● EXERCISE AIM: The records underneath are to be repeated exactly, with the pictures left out.

● RECORDED INFORMATION:
= = = =

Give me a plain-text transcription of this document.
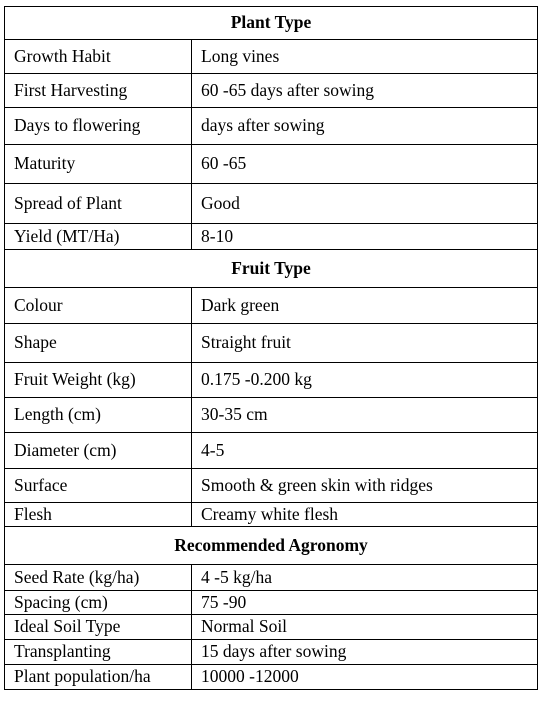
Plant Type	
Growth Habit	Long vines
First Harvesting	60 -65 days after sowing
Days to flowering	days after sowing
Maturity	60 -65
Spread of Plant	Good
Yield (MT/Ha)	8-10
Fruit Type	
Colour	Dark green
Shape	Straight fruit
Fruit Weight (kg)	0.175 -0.200 kg
Length (cm)	30-35 cm
Diameter (cm)	4-5
Surface	Smooth & green skin with ridges
Flesh	Creamy white flesh
Recommended Agronomy	
Seed Rate (kg/ha)	4 -5 kg/ha
Spacing (cm)	75 -90
Ideal Soil Type	Normal Soil
Transplanting	15 days after sowing
Plant population/ha	10000 -12000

= = = =

● OUTPUT FOR THIS EXERCISE:
Give me a plain-text transcription of this document.
Plant Type	
Growth Habit	Long vines
First Harvesting	60 -65 days after sowing
Days to flowering	days after sowing
Maturity	60 -65
Spread of Plant	Good
Yield (MT/Ha)	8-10
Fruit Type	
Colour	Dark green
Shape	Straight fruit
Fruit Weight (kg)	0.175 -0.200 kg
Length (cm)	30-35 cm
Diameter (cm)	4-5
Surface	Smooth & green skin with ridges
Flesh	Creamy white flesh
Recommended Agronomy	
Seed Rate (kg/ha)	4 -5 kg/ha
Spacing (cm)	75 -90
Ideal Soil Type	Normal Soil
Transplanting	15 days after sowing
Plant population/ha	10000 -12000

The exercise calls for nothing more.